## EXERCISE TASK
Copy out all the data, word for word.

Saved entries
=-=-=
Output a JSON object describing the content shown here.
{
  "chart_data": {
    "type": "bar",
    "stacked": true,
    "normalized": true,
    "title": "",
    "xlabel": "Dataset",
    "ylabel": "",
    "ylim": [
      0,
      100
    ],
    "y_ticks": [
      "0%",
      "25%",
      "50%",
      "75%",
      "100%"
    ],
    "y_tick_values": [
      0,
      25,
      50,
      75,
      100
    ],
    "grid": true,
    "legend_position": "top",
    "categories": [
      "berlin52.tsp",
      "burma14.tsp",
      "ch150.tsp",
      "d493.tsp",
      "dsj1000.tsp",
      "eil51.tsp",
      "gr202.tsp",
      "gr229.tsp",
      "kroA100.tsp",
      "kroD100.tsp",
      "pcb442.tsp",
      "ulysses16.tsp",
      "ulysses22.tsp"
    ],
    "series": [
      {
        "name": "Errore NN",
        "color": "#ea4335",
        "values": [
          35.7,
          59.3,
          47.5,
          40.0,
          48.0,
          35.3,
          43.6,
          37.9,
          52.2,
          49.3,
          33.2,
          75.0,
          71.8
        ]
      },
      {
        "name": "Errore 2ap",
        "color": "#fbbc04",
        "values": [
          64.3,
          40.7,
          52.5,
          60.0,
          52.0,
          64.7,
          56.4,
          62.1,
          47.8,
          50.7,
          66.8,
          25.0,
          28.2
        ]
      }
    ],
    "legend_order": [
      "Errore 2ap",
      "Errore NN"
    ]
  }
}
=-=-=
## RESPONSE TO THE TASK
Output a JSON object describing the content shown here.
{
  "chart_data": {
    "type": "bar",
    "stacked": true,
    "normalized": true,
    "title": "",
    "xlabel": "Dataset",
    "ylabel": "",
    "ylim": [
      0,
      100
    ],
    "y_ticks": [
      "0%",
      "25%",
      "50%",
      "75%",
      "100%"
    ],
    "y_tick_values": [
      0,
      25,
      50,
      75,
      100
    ],
    "grid": true,
    "legend_position": "top",
    "categories": [
      "berlin52.tsp",
      "burma14.tsp",
      "ch150.tsp",
      "d493.tsp",
      "dsj1000.tsp",
      "eil51.tsp",
      "gr202.tsp",
      "gr229.tsp",
      "kroA100.tsp",
      "kroD100.tsp",
      "pcb442.tsp",
      "ulysses16.tsp",
      "ulysses22.tsp"
    ],
    "series": [
      {
        "name": "Errore NN",
        "color": "#ea4335",
        "values": [
          35.7,
          59.3,
          47.5,
          40.0,
          48.0,
          35.3,
          43.6,
          37.9,
          52.2,
          49.3,
          33.2,
          75.0,
          71.8
        ]
      },
      {
        "name": "Errore 2ap",
        "color": "#fbbc04",
        "values": [
          64.3,
          40.7,
          52.5,
          60.0,
          52.0,
          64.7,
          56.4,
          62.1,
          47.8,
          50.7,
          66.8,
          25.0,
          28.2
        ]
      }
    ],
    "legend_order": [
      "Errore 2ap",
      "Errore NN"
    ]
  }
}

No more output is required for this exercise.